Resisting the Holocaust
Upstanders, Partisans, and Survivors
by Paul R. Bartrop
June 2016, 445pp, 7x10
1 volume, ABC-CLIO

Hardcover: 978-1-61069-878-8
$121, £94, 106€, A166
eBook Available: 978-1-61069-879-5
Please contact your preferred eBook vendor for pricing.

Resistance to the Nazis by Jews and non-Jews came in the form of armed violence, attempts at rescue, or simply the act of survival.

This book enables readers to learn about upstanders, partisans, and survivors from first-hand perspectives that reveal the many forms of resistance—some bold and defiant, some subtle—to the Nazis during the Holocaust.

What did those who resisted the Nazis during the 1930s through 1945—known now as “the Righteous”—do when confronted with the Holocaust? How did those who resorted to physical acts of resistance to fight the Nazis in the ghettos, the concentration camps, and the forests summon the courage to form underground groups and organize their efforts?

This book presents a comprehensive examination of more than 150 remarkable people who said “no” to the Nazis when confronted by the Holocaust of the Jews. They range from people who undertook armed resistance to individuals who risked—and sometimes lost—their lives in trying to rescue Jews or spirit them away to safety. In many cases, the very act of survival in the face of extreme circumstances was a form of resistance. This important book explores the many facets of resistance to the Holocaust that took place less than 100 years ago, providing valuable insights to any reader seeking evidence of how individuals can remain committed to the maintenance of humanitarian traditions in the darkest of times.

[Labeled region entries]
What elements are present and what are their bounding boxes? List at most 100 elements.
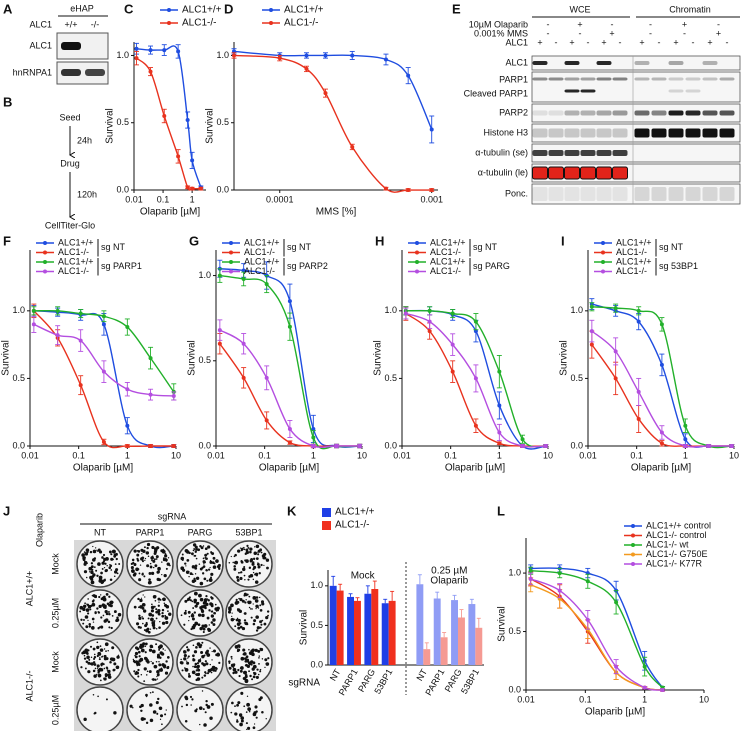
colony bbox=[248, 606, 251, 609]
legend-marker bbox=[601, 269, 605, 274]
point bbox=[557, 588, 562, 593]
colony bbox=[185, 697, 189, 701]
y-tick-label: 1.0 bbox=[12, 305, 25, 315]
colony bbox=[244, 559, 247, 562]
colony bbox=[134, 646, 139, 650]
colony bbox=[188, 551, 191, 555]
colony bbox=[231, 612, 233, 614]
colony bbox=[108, 613, 111, 616]
legend-marker bbox=[43, 269, 47, 274]
colony bbox=[256, 626, 261, 630]
point bbox=[241, 341, 246, 346]
colony bbox=[131, 558, 135, 562]
band bbox=[580, 150, 596, 156]
band bbox=[532, 61, 548, 65]
colony bbox=[159, 714, 164, 718]
colony bbox=[234, 560, 239, 565]
colony bbox=[191, 670, 196, 675]
band bbox=[668, 187, 684, 201]
colony bbox=[133, 549, 137, 553]
band bbox=[85, 69, 105, 76]
point bbox=[101, 369, 106, 374]
colony bbox=[209, 647, 211, 649]
colony bbox=[113, 575, 116, 578]
colony bbox=[162, 665, 167, 669]
colony bbox=[246, 664, 250, 668]
colony bbox=[198, 706, 203, 710]
point bbox=[148, 48, 153, 53]
colony bbox=[109, 578, 113, 581]
x-tick-label: 1 bbox=[125, 450, 130, 460]
colony bbox=[132, 573, 137, 577]
colony bbox=[189, 599, 192, 602]
point bbox=[232, 53, 236, 58]
point bbox=[383, 186, 388, 191]
colony bbox=[211, 610, 214, 613]
colony bbox=[135, 660, 138, 663]
colony bbox=[242, 648, 246, 652]
colony bbox=[187, 655, 190, 658]
band bbox=[564, 61, 580, 65]
colony bbox=[248, 595, 251, 598]
blot bbox=[56, 61, 109, 85]
legend-marker bbox=[415, 250, 419, 255]
colony bbox=[214, 669, 217, 672]
colony bbox=[248, 648, 250, 651]
x-tick-label: 1 bbox=[190, 194, 195, 204]
point bbox=[450, 342, 455, 347]
point bbox=[427, 329, 432, 334]
band bbox=[634, 77, 650, 81]
legend-marker bbox=[631, 524, 635, 528]
colony bbox=[158, 601, 160, 603]
legend-marker bbox=[43, 250, 47, 255]
point bbox=[287, 299, 292, 304]
colony bbox=[140, 709, 143, 713]
colony bbox=[199, 567, 203, 571]
colony bbox=[239, 669, 243, 673]
colony bbox=[259, 609, 263, 612]
colony bbox=[89, 608, 92, 611]
colony bbox=[196, 677, 201, 681]
colony bbox=[244, 621, 248, 626]
y-axis-title: Survival bbox=[105, 108, 116, 144]
colony bbox=[161, 573, 163, 576]
point bbox=[585, 579, 590, 584]
point bbox=[176, 154, 181, 159]
colony bbox=[205, 699, 208, 703]
colony bbox=[133, 562, 137, 567]
colony bbox=[265, 718, 267, 720]
colony bbox=[161, 723, 163, 726]
colony bbox=[92, 594, 96, 598]
colony bbox=[154, 595, 156, 597]
y-tick-label: 1.0 bbox=[310, 580, 323, 590]
colony bbox=[243, 565, 246, 568]
colony bbox=[137, 568, 140, 570]
colony bbox=[201, 572, 205, 575]
colony bbox=[92, 549, 97, 554]
condition-sign: - bbox=[579, 28, 582, 38]
colony bbox=[102, 614, 105, 617]
colony bbox=[236, 608, 240, 611]
colony bbox=[237, 668, 240, 672]
colony bbox=[214, 603, 217, 606]
colony bbox=[98, 658, 101, 661]
y-tick-label: 0.0 bbox=[216, 184, 229, 194]
colony bbox=[245, 655, 249, 659]
colony bbox=[164, 614, 167, 617]
colony bbox=[206, 705, 211, 709]
point bbox=[350, 53, 355, 58]
condition-sign: - bbox=[555, 37, 558, 47]
colony bbox=[147, 617, 150, 620]
colony bbox=[267, 657, 270, 660]
colony bbox=[91, 626, 95, 630]
colony bbox=[263, 552, 267, 556]
colony bbox=[209, 560, 213, 564]
colony bbox=[150, 660, 152, 663]
band bbox=[548, 77, 564, 81]
band bbox=[580, 89, 596, 93]
panel-letter: B bbox=[3, 94, 12, 109]
legend-marker bbox=[229, 250, 233, 255]
colony bbox=[137, 668, 140, 672]
colony bbox=[142, 549, 146, 554]
colony bbox=[255, 604, 259, 609]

| PROBLEMS TO SOLVE |
a – Answer these from the book description:
(i) How many pages does the book have?
(ii) What number is listed for the eBook?
(iii) About how many people does the book examine?
b – Write out the book description word for word, between "Resistance to the Nazis" and "organize their efforts?", inclusive.

| WRITTEN RESPONSES |
a –
(i) 445
(ii) 978-1-61069-879-5
(iii) More than 150

b –
Resistance to the Nazis by Jews and non-Jews came in the form of armed violence, attempts at rescue, or simply the act of survival.

This book enables readers to learn about upstanders, partisans, and survivors from first-hand perspectives that reveal the many forms of resistance—some bold and defiant, some subtle—to the Nazis during the Holocaust.

What did those who resisted the Nazis during the 1930s through 1945—known now as “the Righteous”—do when confronted with the Holocaust? How did those who resorted to physical acts of resistance to fight the Nazis in the ghettos, the concentration camps, and the forests summon the courage to form underground groups and organize their efforts?